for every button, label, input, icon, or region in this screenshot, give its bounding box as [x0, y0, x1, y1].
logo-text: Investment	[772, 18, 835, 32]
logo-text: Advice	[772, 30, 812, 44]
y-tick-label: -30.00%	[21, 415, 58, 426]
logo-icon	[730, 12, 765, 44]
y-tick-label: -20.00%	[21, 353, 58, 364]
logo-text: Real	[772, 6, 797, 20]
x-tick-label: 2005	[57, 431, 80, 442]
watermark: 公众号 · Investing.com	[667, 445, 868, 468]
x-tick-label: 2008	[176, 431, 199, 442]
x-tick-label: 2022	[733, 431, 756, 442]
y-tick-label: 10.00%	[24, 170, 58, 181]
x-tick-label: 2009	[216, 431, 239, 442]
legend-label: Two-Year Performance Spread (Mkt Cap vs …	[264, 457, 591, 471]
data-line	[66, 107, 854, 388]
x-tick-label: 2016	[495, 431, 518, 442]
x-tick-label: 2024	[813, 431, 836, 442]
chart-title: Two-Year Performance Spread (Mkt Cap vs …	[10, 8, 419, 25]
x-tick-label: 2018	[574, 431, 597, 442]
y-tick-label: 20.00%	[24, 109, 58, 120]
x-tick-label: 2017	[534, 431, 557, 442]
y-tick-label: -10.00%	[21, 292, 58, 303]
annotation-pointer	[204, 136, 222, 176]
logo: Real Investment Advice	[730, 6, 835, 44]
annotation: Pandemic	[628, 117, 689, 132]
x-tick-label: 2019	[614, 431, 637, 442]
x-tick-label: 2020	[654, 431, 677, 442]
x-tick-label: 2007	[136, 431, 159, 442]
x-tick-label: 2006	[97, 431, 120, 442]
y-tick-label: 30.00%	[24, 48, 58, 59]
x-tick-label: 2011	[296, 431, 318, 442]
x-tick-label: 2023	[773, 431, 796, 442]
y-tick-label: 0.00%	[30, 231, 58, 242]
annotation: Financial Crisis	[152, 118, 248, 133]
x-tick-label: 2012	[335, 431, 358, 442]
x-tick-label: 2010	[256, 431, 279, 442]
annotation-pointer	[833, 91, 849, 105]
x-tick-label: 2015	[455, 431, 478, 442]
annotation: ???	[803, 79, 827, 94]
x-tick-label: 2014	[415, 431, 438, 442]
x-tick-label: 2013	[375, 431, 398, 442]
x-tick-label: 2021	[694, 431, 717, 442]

___

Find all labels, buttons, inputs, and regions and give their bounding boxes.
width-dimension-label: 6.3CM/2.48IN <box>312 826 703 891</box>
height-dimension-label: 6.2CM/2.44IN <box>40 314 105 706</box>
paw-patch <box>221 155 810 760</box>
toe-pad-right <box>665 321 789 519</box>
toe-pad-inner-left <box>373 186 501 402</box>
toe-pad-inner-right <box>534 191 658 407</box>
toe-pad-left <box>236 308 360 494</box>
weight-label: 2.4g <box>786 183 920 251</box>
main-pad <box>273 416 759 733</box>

___

» Directions for this task:
Render the items from the line containing "for every button, label, input, icon, or" through the line containing "292, 58, 303]", inclusive, as a Markdown table with columns Row and Text, leaving out blank lines. Put a row number under Row and the line under Text.

» Answer below:
| Row | Text |
|---|---|
| 1 | for every button, label, input, icon, or region in this screenshot, give its bounding box as [x0, y0, x1, y1]. |
| 2 | logo-text: Investment	[772, 18, 835, 32] |
| 3 | logo-text: Advice	[772, 30, 812, 44] |
| 4 | y-tick-label: -30.00%	[21, 415, 58, 426] |
| 5 | logo-icon	[730, 12, 765, 44] |
| 6 | y-tick-label: -20.00%	[21, 353, 58, 364] |
| 7 | logo-text: Real	[772, 6, 797, 20] |
| 8 | x-tick-label: 2005	[57, 431, 80, 442] |
| 9 | watermark: 公众号 · Investing.com	[667, 445, 868, 468] |
| 10 | x-tick-label: 2008	[176, 431, 199, 442] |
| 11 | x-tick-label: 2022	[733, 431, 756, 442] |
| 12 | y-tick-label: 10.00%	[24, 170, 58, 181] |
| 13 | x-tick-label: 2009	[216, 431, 239, 442] |
| 14 | legend-label: Two-Year Performance Spread (Mkt Cap vs …	[264, 457, 591, 471] |
| 15 | data-line	[66, 107, 854, 388] |
| 16 | x-tick-label: 2016	[495, 431, 518, 442] |
| 17 | x-tick-label: 2024	[813, 431, 836, 442] |
| 18 | chart-title: Two-Year Performance Spread (Mkt Cap vs …	[10, 8, 419, 25] |
| 19 | x-tick-label: 2018	[574, 431, 597, 442] |
| 20 | y-tick-label: 20.00%	[24, 109, 58, 120] |
| 21 | x-tick-label: 2017	[534, 431, 557, 442] |
| 22 | y-tick-label: -10.00%	[21, 292, 58, 303] |